Return the whole listing exactly as it stands.

>>>

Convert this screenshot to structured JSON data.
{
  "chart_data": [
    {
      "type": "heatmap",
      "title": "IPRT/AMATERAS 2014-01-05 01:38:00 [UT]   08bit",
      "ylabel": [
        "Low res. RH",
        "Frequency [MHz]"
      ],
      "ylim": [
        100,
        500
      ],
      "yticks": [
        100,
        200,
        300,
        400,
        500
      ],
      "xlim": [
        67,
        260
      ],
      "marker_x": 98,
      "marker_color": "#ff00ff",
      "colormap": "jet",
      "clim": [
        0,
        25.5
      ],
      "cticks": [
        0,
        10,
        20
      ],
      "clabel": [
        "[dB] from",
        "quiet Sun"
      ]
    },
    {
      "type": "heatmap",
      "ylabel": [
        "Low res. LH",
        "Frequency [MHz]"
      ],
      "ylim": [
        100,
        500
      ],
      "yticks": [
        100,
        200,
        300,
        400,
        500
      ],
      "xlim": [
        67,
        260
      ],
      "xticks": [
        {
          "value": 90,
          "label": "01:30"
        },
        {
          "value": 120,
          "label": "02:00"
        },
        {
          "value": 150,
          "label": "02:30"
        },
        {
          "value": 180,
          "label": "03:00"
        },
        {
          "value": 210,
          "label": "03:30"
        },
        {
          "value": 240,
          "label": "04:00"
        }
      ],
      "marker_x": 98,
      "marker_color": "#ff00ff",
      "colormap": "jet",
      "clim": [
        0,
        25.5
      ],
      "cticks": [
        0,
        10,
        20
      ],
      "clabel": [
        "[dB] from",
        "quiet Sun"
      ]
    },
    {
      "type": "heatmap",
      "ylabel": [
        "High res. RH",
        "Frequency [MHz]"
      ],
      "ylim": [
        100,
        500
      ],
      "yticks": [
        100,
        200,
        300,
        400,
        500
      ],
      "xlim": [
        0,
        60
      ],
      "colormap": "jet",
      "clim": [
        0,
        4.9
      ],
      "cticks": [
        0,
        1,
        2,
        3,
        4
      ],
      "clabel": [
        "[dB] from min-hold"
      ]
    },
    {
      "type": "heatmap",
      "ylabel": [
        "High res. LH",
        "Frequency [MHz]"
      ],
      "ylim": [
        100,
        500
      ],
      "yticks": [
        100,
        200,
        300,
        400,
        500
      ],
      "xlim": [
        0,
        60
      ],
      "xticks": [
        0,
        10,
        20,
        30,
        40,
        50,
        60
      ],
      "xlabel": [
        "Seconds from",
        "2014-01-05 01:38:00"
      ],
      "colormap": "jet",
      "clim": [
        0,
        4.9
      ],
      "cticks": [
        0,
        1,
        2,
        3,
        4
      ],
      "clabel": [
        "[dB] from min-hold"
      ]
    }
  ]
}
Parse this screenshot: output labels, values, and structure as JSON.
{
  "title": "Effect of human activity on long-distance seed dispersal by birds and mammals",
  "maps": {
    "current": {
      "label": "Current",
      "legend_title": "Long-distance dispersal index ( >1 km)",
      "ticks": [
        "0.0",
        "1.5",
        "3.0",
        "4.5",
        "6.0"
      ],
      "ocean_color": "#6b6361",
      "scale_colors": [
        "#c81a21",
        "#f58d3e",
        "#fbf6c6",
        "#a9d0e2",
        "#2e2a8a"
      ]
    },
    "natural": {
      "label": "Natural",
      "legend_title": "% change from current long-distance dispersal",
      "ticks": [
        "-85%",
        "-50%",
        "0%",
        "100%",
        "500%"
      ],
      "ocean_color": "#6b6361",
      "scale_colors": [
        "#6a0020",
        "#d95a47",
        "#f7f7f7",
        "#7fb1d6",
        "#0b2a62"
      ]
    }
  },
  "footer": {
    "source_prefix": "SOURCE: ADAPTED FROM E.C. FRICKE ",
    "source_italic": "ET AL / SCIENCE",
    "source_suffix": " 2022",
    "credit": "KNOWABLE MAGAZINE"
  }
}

<<<

→ **Result for this task**
Convert this screenshot to structured JSON data.
{
  "chart_data": [
    {
      "type": "heatmap",
      "title": "IPRT/AMATERAS 2014-01-05 01:38:00 [UT]   08bit",
      "ylabel": [
        "Low res. RH",
        "Frequency [MHz]"
      ],
      "ylim": [
        100,
        500
      ],
      "yticks": [
        100,
        200,
        300,
        400,
        500
      ],
      "xlim": [
        67,
        260
      ],
      "marker_x": 98,
      "marker_color": "#ff00ff",
      "colormap": "jet",
      "clim": [
        0,
        25.5
      ],
      "cticks": [
        0,
        10,
        20
      ],
      "clabel": [
        "[dB] from",
        "quiet Sun"
      ]
    },
    {
      "type": "heatmap",
      "ylabel": [
        "Low res. LH",
        "Frequency [MHz]"
      ],
      "ylim": [
        100,
        500
      ],
      "yticks": [
        100,
        200,
        300,
        400,
        500
      ],
      "xlim": [
        67,
        260
      ],
      "xticks": [
        {
          "value": 90,
          "label": "01:30"
        },
        {
          "value": 120,
          "label": "02:00"
        },
        {
          "value": 150,
          "label": "02:30"
        },
        {
          "value": 180,
          "label": "03:00"
        },
        {
          "value": 210,
          "label": "03:30"
        },
        {
          "value": 240,
          "label": "04:00"
        }
      ],
      "marker_x": 98,
      "marker_color": "#ff00ff",
      "colormap": "jet",
      "clim": [
        0,
        25.5
      ],
      "cticks": [
        0,
        10,
        20
      ],
      "clabel": [
        "[dB] from",
        "quiet Sun"
      ]
    },
    {
      "type": "heatmap",
      "ylabel": [
        "High res. RH",
        "Frequency [MHz]"
      ],
      "ylim": [
        100,
        500
      ],
      "yticks": [
        100,
        200,
        300,
        400,
        500
      ],
      "xlim": [
        0,
        60
      ],
      "colormap": "jet",
      "clim": [
        0,
        4.9
      ],
      "cticks": [
        0,
        1,
        2,
        3,
        4
      ],
      "clabel": [
        "[dB] from min-hold"
      ]
    },
    {
      "type": "heatmap",
      "ylabel": [
        "High res. LH",
        "Frequency [MHz]"
      ],
      "ylim": [
        100,
        500
      ],
      "yticks": [
        100,
        200,
        300,
        400,
        500
      ],
      "xlim": [
        0,
        60
      ],
      "xticks": [
        0,
        10,
        20,
        30,
        40,
        50,
        60
      ],
      "xlabel": [
        "Seconds from",
        "2014-01-05 01:38:00"
      ],
      "colormap": "jet",
      "clim": [
        0,
        4.9
      ],
      "cticks": [
        0,
        1,
        2,
        3,
        4
      ],
      "clabel": [
        "[dB] from min-hold"
      ]
    }
  ]
}
Parse this screenshot: output labels, values, and structure as JSON.
{
  "title": "Effect of human activity on long-distance seed dispersal by birds and mammals",
  "maps": {
    "current": {
      "label": "Current",
      "legend_title": "Long-distance dispersal index ( >1 km)",
      "ticks": [
        "0.0",
        "1.5",
        "3.0",
        "4.5",
        "6.0"
      ],
      "ocean_color": "#6b6361",
      "scale_colors": [
        "#c81a21",
        "#f58d3e",
        "#fbf6c6",
        "#a9d0e2",
        "#2e2a8a"
      ]
    },
    "natural": {
      "label": "Natural",
      "legend_title": "% change from current long-distance dispersal",
      "ticks": [
        "-85%",
        "-50%",
        "0%",
        "100%",
        "500%"
      ],
      "ocean_color": "#6b6361",
      "scale_colors": [
        "#6a0020",
        "#d95a47",
        "#f7f7f7",
        "#7fb1d6",
        "#0b2a62"
      ]
    }
  },
  "footer": {
    "source_prefix": "SOURCE: ADAPTED FROM E.C. FRICKE ",
    "source_italic": "ET AL / SCIENCE",
    "source_suffix": " 2022",
    "credit": "KNOWABLE MAGAZINE"
  }
}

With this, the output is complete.